• [Work to complete] Transcribe every entry below word for word, but skip the pictures.

• [Input material]
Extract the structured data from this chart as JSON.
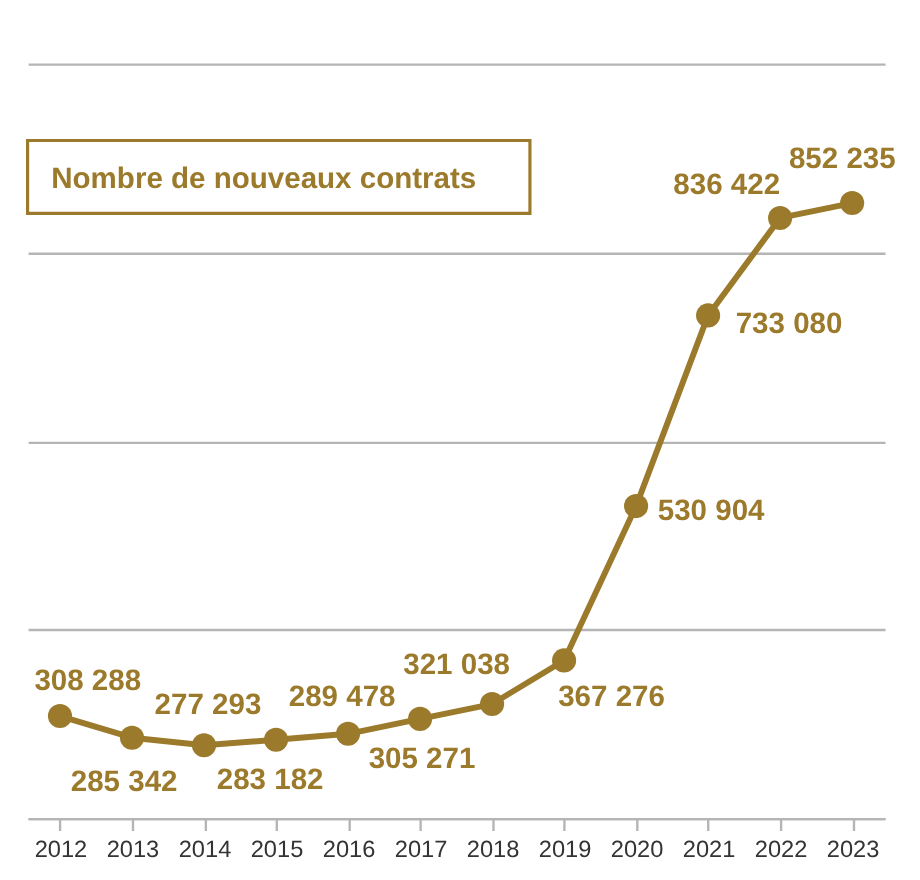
{
  "chart_data": {
    "type": "line",
    "title": "Nombre de nouveaux contrats",
    "categories": [
      "2012",
      "2013",
      "2014",
      "2015",
      "2016",
      "2017",
      "2018",
      "2019",
      "2020",
      "2021",
      "2022",
      "2023"
    ],
    "values": [
      308288,
      285342,
      277293,
      283182,
      289478,
      305271,
      321038,
      367276,
      530904,
      733080,
      836422,
      852235
    ],
    "value_labels": [
      "308 288",
      "285 342",
      "277 293",
      "283 182",
      "289 478",
      "305 271",
      "321 038",
      "367 276",
      "530 904",
      "733 080",
      "836 422",
      "852 235"
    ],
    "color": "#9c7a2c",
    "ylim": [
      200000,
      1000000
    ],
    "yticks": [
      {
        "value": 200000,
        "label": null
      },
      {
        "value": 400000,
        "label": null
      },
      {
        "value": 600000,
        "label": null
      },
      {
        "value": 800000,
        "label": null
      },
      {
        "value": 1000000,
        "label": null
      }
    ],
    "grid": "y",
    "tick_labels": "x",
    "marker": "circle",
    "line_style": "solid"
  }
}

• [Solution to the exercise]
Extract the structured data from this chart as JSON.
{
  "chart_data": {
    "type": "line",
    "title": "Nombre de nouveaux contrats",
    "categories": [
      "2012",
      "2013",
      "2014",
      "2015",
      "2016",
      "2017",
      "2018",
      "2019",
      "2020",
      "2021",
      "2022",
      "2023"
    ],
    "values": [
      308288,
      285342,
      277293,
      283182,
      289478,
      305271,
      321038,
      367276,
      530904,
      733080,
      836422,
      852235
    ],
    "value_labels": [
      "308 288",
      "285 342",
      "277 293",
      "283 182",
      "289 478",
      "305 271",
      "321 038",
      "367 276",
      "530 904",
      "733 080",
      "836 422",
      "852 235"
    ],
    "color": "#9c7a2c",
    "ylim": [
      200000,
      1000000
    ],
    "yticks": [
      {
        "value": 200000,
        "label": null
      },
      {
        "value": 400000,
        "label": null
      },
      {
        "value": 600000,
        "label": null
      },
      {
        "value": 800000,
        "label": null
      },
      {
        "value": 1000000,
        "label": null
      }
    ],
    "grid": "y",
    "tick_labels": "x",
    "marker": "circle",
    "line_style": "solid"
  }
}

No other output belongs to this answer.